# PROBLEM TO WORK ON:
Keep the images out and copy every entry below exactly.

##### PROVIDED MATERIAL

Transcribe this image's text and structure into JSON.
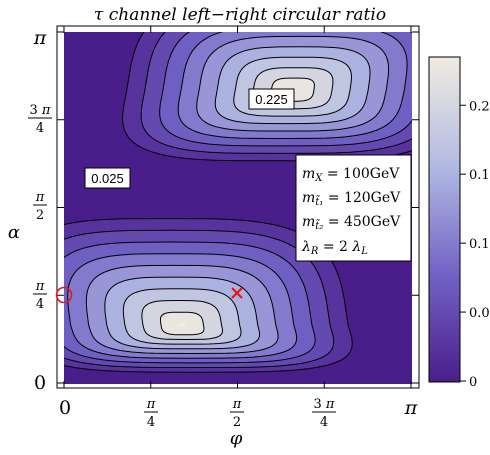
{
  "chart_data": {
    "type": "contour",
    "title": "τ channel left−right circular ratio",
    "xlabel": "φ",
    "ylabel": "α",
    "xlim": [
      0,
      3.14159
    ],
    "ylim": [
      0,
      3.14159
    ],
    "x_ticks": [
      {
        "value": 0,
        "label": "0"
      },
      {
        "value": 0.7854,
        "label": "π/4"
      },
      {
        "value": 1.5708,
        "label": "π/2"
      },
      {
        "value": 2.3562,
        "label": "3π/4"
      },
      {
        "value": 3.14159,
        "label": "π"
      }
    ],
    "y_ticks": [
      {
        "value": 0,
        "label": "0"
      },
      {
        "value": 0.7854,
        "label": "π/4"
      },
      {
        "value": 1.5708,
        "label": "π/2"
      },
      {
        "value": 2.3562,
        "label": "3π/4"
      },
      {
        "value": 3.14159,
        "label": "π"
      }
    ],
    "contour_levels": [
      0.025,
      0.05,
      0.075,
      0.1,
      0.125,
      0.15,
      0.175,
      0.2,
      0.225
    ],
    "contour_labels": [
      {
        "text": "0.225",
        "x": 1.9,
        "y": 2.5
      },
      {
        "text": "0.025",
        "x": 0.38,
        "y": 1.82
      }
    ],
    "peaks": [
      {
        "x": 1.07,
        "y": 0.52,
        "value": 0.235
      },
      {
        "x": 2.07,
        "y": 2.62,
        "value": 0.235
      }
    ],
    "markers": [
      {
        "type": "cross",
        "x": 1.57,
        "y": 0.79,
        "color": "#e8141c"
      },
      {
        "type": "circle",
        "x": 0.0,
        "y": 0.79,
        "color": "#e8141c"
      }
    ],
    "legend_text": {
      "line1": "m_X = 100GeV",
      "line2": "m_t̃1 = 120GeV",
      "line3": "m_t̃2 = 450GeV",
      "line4": "λ_R = 2 λ_L"
    },
    "colorbar": {
      "min": 0,
      "max": 0.235,
      "ticks": [
        {
          "value": 0,
          "label": "0"
        },
        {
          "value": 0.05,
          "label": "0.05"
        },
        {
          "value": 0.1,
          "label": "0.10"
        },
        {
          "value": 0.15,
          "label": "0.15"
        },
        {
          "value": 0.2,
          "label": "0.20"
        }
      ],
      "colors": [
        "#4a1e8a",
        "#7262c6",
        "#b1b9e2",
        "#f1ece1"
      ]
    }
  }
}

##########

# WRITTEN SOLUTION:
Transcribe this image's text and structure into JSON.
{
  "chart_data": {
    "type": "contour",
    "title": "τ channel left−right circular ratio",
    "xlabel": "φ",
    "ylabel": "α",
    "xlim": [
      0,
      3.14159
    ],
    "ylim": [
      0,
      3.14159
    ],
    "x_ticks": [
      {
        "value": 0,
        "label": "0"
      },
      {
        "value": 0.7854,
        "label": "π/4"
      },
      {
        "value": 1.5708,
        "label": "π/2"
      },
      {
        "value": 2.3562,
        "label": "3π/4"
      },
      {
        "value": 3.14159,
        "label": "π"
      }
    ],
    "y_ticks": [
      {
        "value": 0,
        "label": "0"
      },
      {
        "value": 0.7854,
        "label": "π/4"
      },
      {
        "value": 1.5708,
        "label": "π/2"
      },
      {
        "value": 2.3562,
        "label": "3π/4"
      },
      {
        "value": 3.14159,
        "label": "π"
      }
    ],
    "contour_levels": [
      0.025,
      0.05,
      0.075,
      0.1,
      0.125,
      0.15,
      0.175,
      0.2,
      0.225
    ],
    "contour_labels": [
      {
        "text": "0.225",
        "x": 1.9,
        "y": 2.5
      },
      {
        "text": "0.025",
        "x": 0.38,
        "y": 1.82
      }
    ],
    "peaks": [
      {
        "x": 1.07,
        "y": 0.52,
        "value": 0.235
      },
      {
        "x": 2.07,
        "y": 2.62,
        "value": 0.235
      }
    ],
    "markers": [
      {
        "type": "cross",
        "x": 1.57,
        "y": 0.79,
        "color": "#e8141c"
      },
      {
        "type": "circle",
        "x": 0.0,
        "y": 0.79,
        "color": "#e8141c"
      }
    ],
    "legend_text": {
      "line1": "m_X = 100GeV",
      "line2": "m_t̃1 = 120GeV",
      "line3": "m_t̃2 = 450GeV",
      "line4": "λ_R = 2 λ_L"
    },
    "colorbar": {
      "min": 0,
      "max": 0.235,
      "ticks": [
        {
          "value": 0,
          "label": "0"
        },
        {
          "value": 0.05,
          "label": "0.05"
        },
        {
          "value": 0.1,
          "label": "0.10"
        },
        {
          "value": 0.15,
          "label": "0.15"
        },
        {
          "value": 0.2,
          "label": "0.20"
        }
      ],
      "colors": [
        "#4a1e8a",
        "#7262c6",
        "#b1b9e2",
        "#f1ece1"
      ]
    }
  }
}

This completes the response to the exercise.